Stored items ->
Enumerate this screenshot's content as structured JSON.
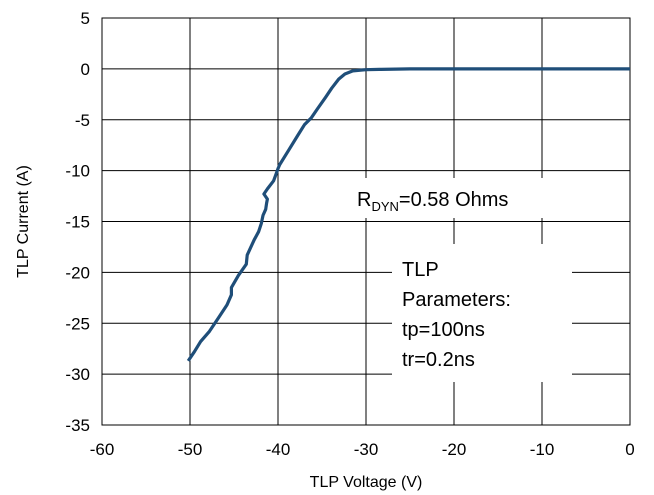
{
  "chart_data": {
    "type": "line",
    "title": "",
    "xlabel": "TLP Voltage (V)",
    "ylabel": "TLP Current (A)",
    "xlim": [
      -60,
      0
    ],
    "ylim": [
      -35,
      5
    ],
    "xticks": [
      -60,
      -50,
      -40,
      -30,
      -20,
      -10,
      0
    ],
    "yticks": [
      5,
      0,
      -5,
      -10,
      -15,
      -20,
      -25,
      -30,
      -35
    ],
    "grid": true,
    "legend": "none",
    "series": [
      {
        "color": "#1f4e79",
        "x": [
          -50.2,
          -49.5,
          -48.8,
          -47.8,
          -46.8,
          -45.8,
          -45.3,
          -45.3,
          -44.5,
          -43.6,
          -43.5,
          -42.7,
          -42.2,
          -41.9,
          -41.7,
          -41.4,
          -41.3,
          -41.2,
          -41.6,
          -41.2,
          -40.5,
          -40.2,
          -40.0,
          -39.8,
          -38.8,
          -37.8,
          -37.0,
          -36.2,
          -35.5,
          -34.6,
          -33.9,
          -33.1,
          -32.4,
          -31.5,
          -30.0,
          -28.5,
          -25.0,
          -20.0,
          -15.0,
          -10.0,
          -5.0,
          0.0
        ],
        "y": [
          -28.7,
          -27.8,
          -26.8,
          -25.8,
          -24.5,
          -23.2,
          -22.2,
          -21.5,
          -20.3,
          -19.2,
          -18.3,
          -16.8,
          -16.0,
          -15.2,
          -14.4,
          -13.8,
          -13.2,
          -12.8,
          -12.3,
          -11.8,
          -11.0,
          -10.3,
          -9.8,
          -9.4,
          -8.0,
          -6.6,
          -5.5,
          -4.8,
          -3.9,
          -2.8,
          -1.9,
          -1.0,
          -0.5,
          -0.2,
          -0.08,
          -0.05,
          0,
          0,
          0,
          0,
          0,
          0
        ]
      }
    ],
    "annotations": {
      "rdyn_main": "R",
      "rdyn_sub": "DYN",
      "rdyn_rest": "=0.58  Ohms",
      "tlp_lines": [
        "TLP",
        "Parameters:",
        "tp=100ns",
        "tr=0.2ns"
      ]
    }
  }
}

PROBLEM ->
Make an exact reproduction of the listing above, without any pictures.

EXPECTED ANSWER ->
Enumerate this screenshot's content as structured JSON.
{
  "chart_data": {
    "type": "line",
    "title": "",
    "xlabel": "TLP Voltage (V)",
    "ylabel": "TLP Current (A)",
    "xlim": [
      -60,
      0
    ],
    "ylim": [
      -35,
      5
    ],
    "xticks": [
      -60,
      -50,
      -40,
      -30,
      -20,
      -10,
      0
    ],
    "yticks": [
      5,
      0,
      -5,
      -10,
      -15,
      -20,
      -25,
      -30,
      -35
    ],
    "grid": true,
    "legend": "none",
    "series": [
      {
        "color": "#1f4e79",
        "x": [
          -50.2,
          -49.5,
          -48.8,
          -47.8,
          -46.8,
          -45.8,
          -45.3,
          -45.3,
          -44.5,
          -43.6,
          -43.5,
          -42.7,
          -42.2,
          -41.9,
          -41.7,
          -41.4,
          -41.3,
          -41.2,
          -41.6,
          -41.2,
          -40.5,
          -40.2,
          -40.0,
          -39.8,
          -38.8,
          -37.8,
          -37.0,
          -36.2,
          -35.5,
          -34.6,
          -33.9,
          -33.1,
          -32.4,
          -31.5,
          -30.0,
          -28.5,
          -25.0,
          -20.0,
          -15.0,
          -10.0,
          -5.0,
          0.0
        ],
        "y": [
          -28.7,
          -27.8,
          -26.8,
          -25.8,
          -24.5,
          -23.2,
          -22.2,
          -21.5,
          -20.3,
          -19.2,
          -18.3,
          -16.8,
          -16.0,
          -15.2,
          -14.4,
          -13.8,
          -13.2,
          -12.8,
          -12.3,
          -11.8,
          -11.0,
          -10.3,
          -9.8,
          -9.4,
          -8.0,
          -6.6,
          -5.5,
          -4.8,
          -3.9,
          -2.8,
          -1.9,
          -1.0,
          -0.5,
          -0.2,
          -0.08,
          -0.05,
          0,
          0,
          0,
          0,
          0,
          0
        ]
      }
    ],
    "annotations": {
      "rdyn_main": "R",
      "rdyn_sub": "DYN",
      "rdyn_rest": "=0.58  Ohms",
      "tlp_lines": [
        "TLP",
        "Parameters:",
        "tp=100ns",
        "tr=0.2ns"
      ]
    }
  }
}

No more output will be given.